EXERCISE PROMPT
Every record here should be printed again exactly.

*** DATA EXTRACT

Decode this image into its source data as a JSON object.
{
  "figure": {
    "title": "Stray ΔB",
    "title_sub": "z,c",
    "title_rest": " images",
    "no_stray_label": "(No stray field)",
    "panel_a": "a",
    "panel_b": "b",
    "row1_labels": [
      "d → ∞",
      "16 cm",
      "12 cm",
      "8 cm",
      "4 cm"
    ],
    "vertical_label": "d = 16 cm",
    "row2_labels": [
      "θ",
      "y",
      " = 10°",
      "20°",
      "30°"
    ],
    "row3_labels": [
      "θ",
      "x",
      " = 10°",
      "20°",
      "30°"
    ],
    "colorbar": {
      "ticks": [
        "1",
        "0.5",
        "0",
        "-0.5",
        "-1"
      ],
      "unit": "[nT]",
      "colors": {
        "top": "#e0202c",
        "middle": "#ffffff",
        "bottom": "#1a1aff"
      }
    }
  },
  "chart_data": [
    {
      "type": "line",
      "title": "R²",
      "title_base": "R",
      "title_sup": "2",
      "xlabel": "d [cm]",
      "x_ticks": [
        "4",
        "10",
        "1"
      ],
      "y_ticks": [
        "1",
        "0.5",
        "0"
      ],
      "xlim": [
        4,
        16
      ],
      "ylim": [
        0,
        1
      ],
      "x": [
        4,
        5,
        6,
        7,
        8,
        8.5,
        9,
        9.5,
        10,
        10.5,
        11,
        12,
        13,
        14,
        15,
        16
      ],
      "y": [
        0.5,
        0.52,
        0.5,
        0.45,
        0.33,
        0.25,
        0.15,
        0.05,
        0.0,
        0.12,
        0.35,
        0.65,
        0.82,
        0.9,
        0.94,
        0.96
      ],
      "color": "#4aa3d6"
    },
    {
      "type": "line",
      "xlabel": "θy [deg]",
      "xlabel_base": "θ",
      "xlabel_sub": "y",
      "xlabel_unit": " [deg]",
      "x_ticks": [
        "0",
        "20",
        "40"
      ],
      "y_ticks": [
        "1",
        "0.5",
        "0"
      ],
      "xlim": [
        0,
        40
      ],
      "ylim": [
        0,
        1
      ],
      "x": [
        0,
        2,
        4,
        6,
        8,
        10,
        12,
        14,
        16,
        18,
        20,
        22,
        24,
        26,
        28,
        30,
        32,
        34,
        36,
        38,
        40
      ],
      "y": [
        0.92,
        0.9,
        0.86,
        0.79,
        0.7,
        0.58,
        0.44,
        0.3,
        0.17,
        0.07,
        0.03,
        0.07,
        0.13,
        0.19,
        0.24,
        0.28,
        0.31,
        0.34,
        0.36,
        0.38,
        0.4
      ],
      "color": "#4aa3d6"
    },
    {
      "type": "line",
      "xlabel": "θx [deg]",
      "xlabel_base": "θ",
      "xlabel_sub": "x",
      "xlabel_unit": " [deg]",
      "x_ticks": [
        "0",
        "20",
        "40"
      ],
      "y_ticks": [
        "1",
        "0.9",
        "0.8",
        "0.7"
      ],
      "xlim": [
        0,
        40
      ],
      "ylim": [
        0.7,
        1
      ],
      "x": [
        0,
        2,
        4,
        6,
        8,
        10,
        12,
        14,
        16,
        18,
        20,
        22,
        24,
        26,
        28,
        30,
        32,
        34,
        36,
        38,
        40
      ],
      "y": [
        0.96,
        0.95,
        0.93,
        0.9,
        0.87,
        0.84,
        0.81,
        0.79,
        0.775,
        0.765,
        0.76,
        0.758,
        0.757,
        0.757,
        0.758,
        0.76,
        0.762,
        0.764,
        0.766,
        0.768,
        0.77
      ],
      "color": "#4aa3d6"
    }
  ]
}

******

EXERCISE SOLUTION
Decode this image into its source data as a JSON object.
{
  "figure": {
    "title": "Stray ΔB",
    "title_sub": "z,c",
    "title_rest": " images",
    "no_stray_label": "(No stray field)",
    "panel_a": "a",
    "panel_b": "b",
    "row1_labels": [
      "d → ∞",
      "16 cm",
      "12 cm",
      "8 cm",
      "4 cm"
    ],
    "vertical_label": "d = 16 cm",
    "row2_labels": [
      "θ",
      "y",
      " = 10°",
      "20°",
      "30°"
    ],
    "row3_labels": [
      "θ",
      "x",
      " = 10°",
      "20°",
      "30°"
    ],
    "colorbar": {
      "ticks": [
        "1",
        "0.5",
        "0",
        "-0.5",
        "-1"
      ],
      "unit": "[nT]",
      "colors": {
        "top": "#e0202c",
        "middle": "#ffffff",
        "bottom": "#1a1aff"
      }
    }
  },
  "chart_data": [
    {
      "type": "line",
      "title": "R²",
      "title_base": "R",
      "title_sup": "2",
      "xlabel": "d [cm]",
      "x_ticks": [
        "4",
        "10",
        "1"
      ],
      "y_ticks": [
        "1",
        "0.5",
        "0"
      ],
      "xlim": [
        4,
        16
      ],
      "ylim": [
        0,
        1
      ],
      "x": [
        4,
        5,
        6,
        7,
        8,
        8.5,
        9,
        9.5,
        10,
        10.5,
        11,
        12,
        13,
        14,
        15,
        16
      ],
      "y": [
        0.5,
        0.52,
        0.5,
        0.45,
        0.33,
        0.25,
        0.15,
        0.05,
        0.0,
        0.12,
        0.35,
        0.65,
        0.82,
        0.9,
        0.94,
        0.96
      ],
      "color": "#4aa3d6"
    },
    {
      "type": "line",
      "xlabel": "θy [deg]",
      "xlabel_base": "θ",
      "xlabel_sub": "y",
      "xlabel_unit": " [deg]",
      "x_ticks": [
        "0",
        "20",
        "40"
      ],
      "y_ticks": [
        "1",
        "0.5",
        "0"
      ],
      "xlim": [
        0,
        40
      ],
      "ylim": [
        0,
        1
      ],
      "x": [
        0,
        2,
        4,
        6,
        8,
        10,
        12,
        14,
        16,
        18,
        20,
        22,
        24,
        26,
        28,
        30,
        32,
        34,
        36,
        38,
        40
      ],
      "y": [
        0.92,
        0.9,
        0.86,
        0.79,
        0.7,
        0.58,
        0.44,
        0.3,
        0.17,
        0.07,
        0.03,
        0.07,
        0.13,
        0.19,
        0.24,
        0.28,
        0.31,
        0.34,
        0.36,
        0.38,
        0.4
      ],
      "color": "#4aa3d6"
    },
    {
      "type": "line",
      "xlabel": "θx [deg]",
      "xlabel_base": "θ",
      "xlabel_sub": "x",
      "xlabel_unit": " [deg]",
      "x_ticks": [
        "0",
        "20",
        "40"
      ],
      "y_ticks": [
        "1",
        "0.9",
        "0.8",
        "0.7"
      ],
      "xlim": [
        0,
        40
      ],
      "ylim": [
        0.7,
        1
      ],
      "x": [
        0,
        2,
        4,
        6,
        8,
        10,
        12,
        14,
        16,
        18,
        20,
        22,
        24,
        26,
        28,
        30,
        32,
        34,
        36,
        38,
        40
      ],
      "y": [
        0.96,
        0.95,
        0.93,
        0.9,
        0.87,
        0.84,
        0.81,
        0.79,
        0.775,
        0.765,
        0.76,
        0.758,
        0.757,
        0.757,
        0.758,
        0.76,
        0.762,
        0.764,
        0.766,
        0.768,
        0.77
      ],
      "color": "#4aa3d6"
    }
  ]
}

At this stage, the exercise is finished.